EXERCISE AIM: Without including any pictures, copy each entry below exactly.

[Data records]
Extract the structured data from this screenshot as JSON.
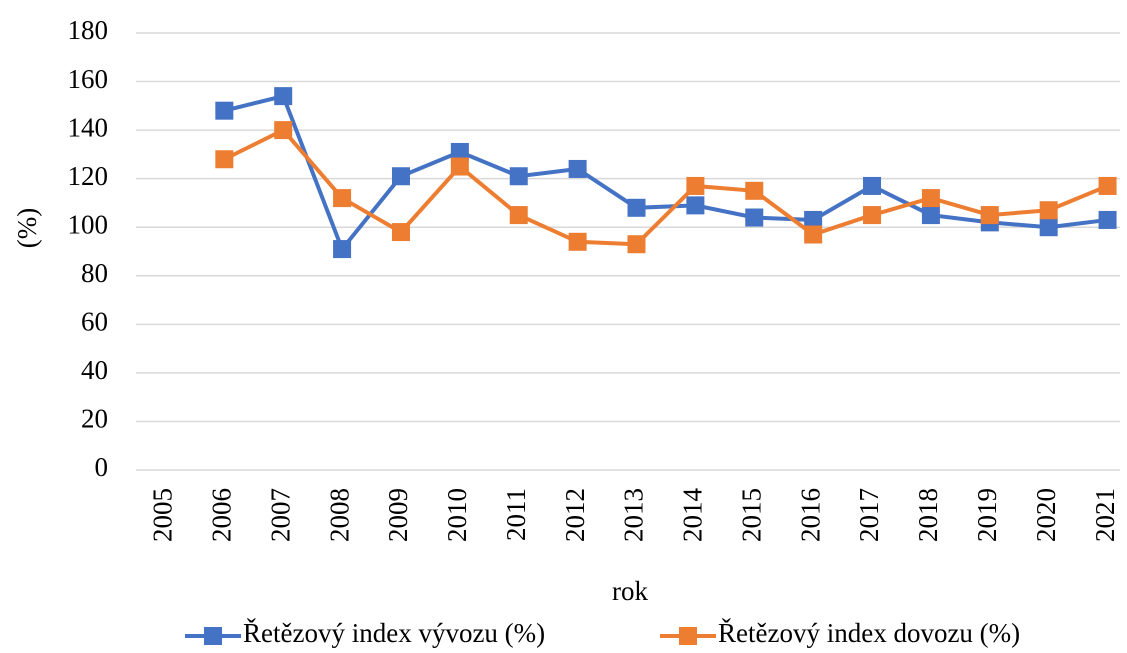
{
  "chart_data": {
    "type": "line",
    "x_label": "rok",
    "y_label": "(%)",
    "categories": [
      "2005",
      "2006",
      "2007",
      "2008",
      "2009",
      "2010",
      "2011",
      "2012",
      "2013",
      "2014",
      "2015",
      "2016",
      "2017",
      "2018",
      "2019",
      "2020",
      "2021"
    ],
    "series": [
      {
        "name": "Řetězový index vývozu (%)",
        "color": "#4472c4",
        "values": [
          null,
          148,
          154,
          91,
          121,
          131,
          121,
          124,
          108,
          109,
          104,
          103,
          117,
          105,
          102,
          100,
          103
        ]
      },
      {
        "name": "Řetězový index dovozu (%)",
        "color": "#ed7d31",
        "values": [
          null,
          128,
          140,
          112,
          98,
          125,
          105,
          94,
          93,
          117,
          115,
          97,
          105,
          112,
          105,
          107,
          117
        ]
      }
    ],
    "ylim": [
      0,
      180
    ],
    "yticks": [
      0,
      20,
      40,
      60,
      80,
      100,
      120,
      140,
      160,
      180
    ],
    "grid": true,
    "legend": "bottom"
  }
}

WRITTEN ANSWER:
Extract the structured data from this screenshot as JSON.
{
  "chart_data": {
    "type": "line",
    "x_label": "rok",
    "y_label": "(%)",
    "categories": [
      "2005",
      "2006",
      "2007",
      "2008",
      "2009",
      "2010",
      "2011",
      "2012",
      "2013",
      "2014",
      "2015",
      "2016",
      "2017",
      "2018",
      "2019",
      "2020",
      "2021"
    ],
    "series": [
      {
        "name": "Řetězový index vývozu (%)",
        "color": "#4472c4",
        "values": [
          null,
          148,
          154,
          91,
          121,
          131,
          121,
          124,
          108,
          109,
          104,
          103,
          117,
          105,
          102,
          100,
          103
        ]
      },
      {
        "name": "Řetězový index dovozu (%)",
        "color": "#ed7d31",
        "values": [
          null,
          128,
          140,
          112,
          98,
          125,
          105,
          94,
          93,
          117,
          115,
          97,
          105,
          112,
          105,
          107,
          117
        ]
      }
    ],
    "ylim": [
      0,
      180
    ],
    "yticks": [
      0,
      20,
      40,
      60,
      80,
      100,
      120,
      140,
      160,
      180
    ],
    "grid": true,
    "legend": "bottom"
  }
}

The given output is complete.